(Data listing)
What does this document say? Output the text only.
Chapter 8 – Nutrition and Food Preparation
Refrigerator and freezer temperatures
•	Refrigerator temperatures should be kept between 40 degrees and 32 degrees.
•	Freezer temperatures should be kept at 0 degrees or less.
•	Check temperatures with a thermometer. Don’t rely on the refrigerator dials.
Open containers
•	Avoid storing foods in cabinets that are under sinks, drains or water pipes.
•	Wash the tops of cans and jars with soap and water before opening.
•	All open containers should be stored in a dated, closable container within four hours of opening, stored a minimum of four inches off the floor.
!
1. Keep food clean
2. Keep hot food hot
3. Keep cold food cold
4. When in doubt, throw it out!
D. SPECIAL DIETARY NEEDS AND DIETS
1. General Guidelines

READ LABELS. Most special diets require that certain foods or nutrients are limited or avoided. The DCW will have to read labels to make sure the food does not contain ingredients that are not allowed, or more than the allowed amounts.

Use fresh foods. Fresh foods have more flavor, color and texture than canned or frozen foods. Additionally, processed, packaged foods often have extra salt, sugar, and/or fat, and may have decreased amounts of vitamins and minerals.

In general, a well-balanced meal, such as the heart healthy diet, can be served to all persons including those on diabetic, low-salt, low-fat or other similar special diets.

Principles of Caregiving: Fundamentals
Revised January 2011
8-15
==
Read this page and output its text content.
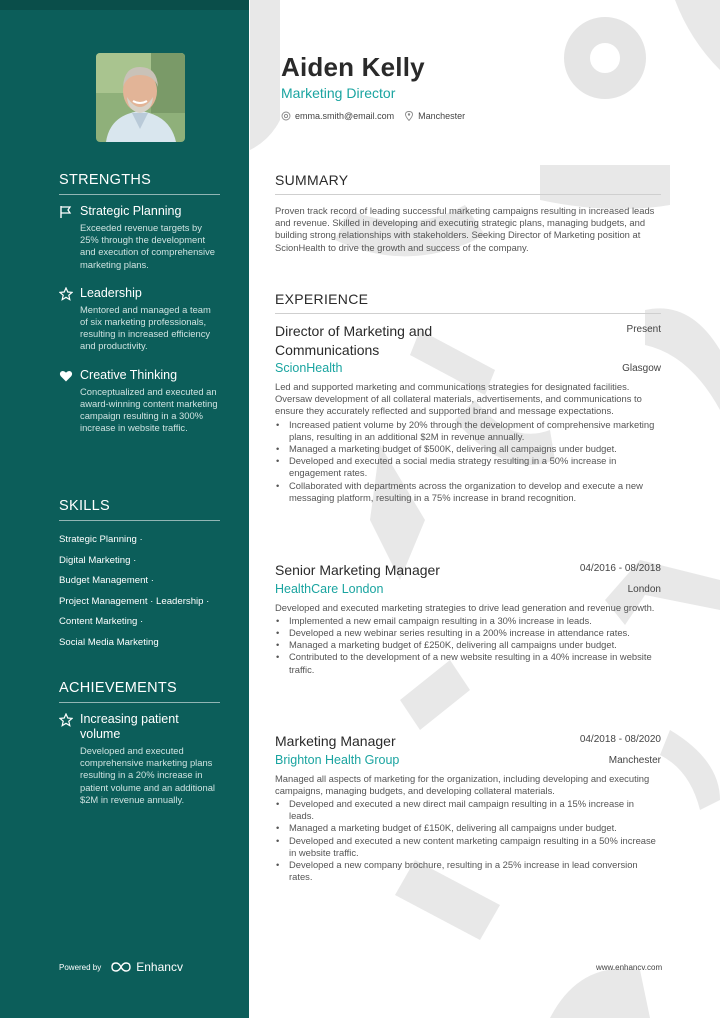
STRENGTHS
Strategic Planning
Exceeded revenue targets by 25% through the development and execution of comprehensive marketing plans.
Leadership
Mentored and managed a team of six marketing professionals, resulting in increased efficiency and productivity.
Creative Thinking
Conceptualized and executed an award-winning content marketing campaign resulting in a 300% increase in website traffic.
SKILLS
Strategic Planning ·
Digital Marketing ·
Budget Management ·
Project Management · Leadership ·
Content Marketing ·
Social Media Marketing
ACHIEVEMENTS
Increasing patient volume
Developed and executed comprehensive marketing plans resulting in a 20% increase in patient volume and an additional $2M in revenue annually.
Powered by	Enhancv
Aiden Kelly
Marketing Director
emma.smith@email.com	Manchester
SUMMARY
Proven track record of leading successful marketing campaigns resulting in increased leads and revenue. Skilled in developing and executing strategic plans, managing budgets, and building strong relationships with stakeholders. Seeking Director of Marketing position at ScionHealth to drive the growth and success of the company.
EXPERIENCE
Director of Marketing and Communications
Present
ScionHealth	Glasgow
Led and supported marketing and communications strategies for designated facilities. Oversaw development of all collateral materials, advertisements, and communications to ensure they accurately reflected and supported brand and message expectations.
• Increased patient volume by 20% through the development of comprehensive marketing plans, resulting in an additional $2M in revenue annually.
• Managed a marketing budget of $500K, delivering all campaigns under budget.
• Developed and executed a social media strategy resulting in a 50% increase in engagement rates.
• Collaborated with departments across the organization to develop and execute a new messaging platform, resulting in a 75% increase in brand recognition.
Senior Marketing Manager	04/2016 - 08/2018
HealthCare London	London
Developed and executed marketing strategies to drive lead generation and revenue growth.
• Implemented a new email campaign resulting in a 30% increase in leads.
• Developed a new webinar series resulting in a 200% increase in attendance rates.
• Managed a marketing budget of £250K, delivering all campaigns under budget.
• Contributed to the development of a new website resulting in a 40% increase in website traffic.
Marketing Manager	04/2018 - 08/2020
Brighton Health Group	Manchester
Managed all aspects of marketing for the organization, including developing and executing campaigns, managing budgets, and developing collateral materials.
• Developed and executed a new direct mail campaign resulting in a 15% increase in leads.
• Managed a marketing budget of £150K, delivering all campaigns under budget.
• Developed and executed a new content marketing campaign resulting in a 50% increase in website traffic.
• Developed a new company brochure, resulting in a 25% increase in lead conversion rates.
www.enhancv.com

Aim> Identify the lines that contain the string "kept", and copy every one of them.

Written solution>
•	Refrigerator temperatures should be kept between 40 degrees and 32 degrees.
•	Freezer temperatures should be kept at 0 degrees or less.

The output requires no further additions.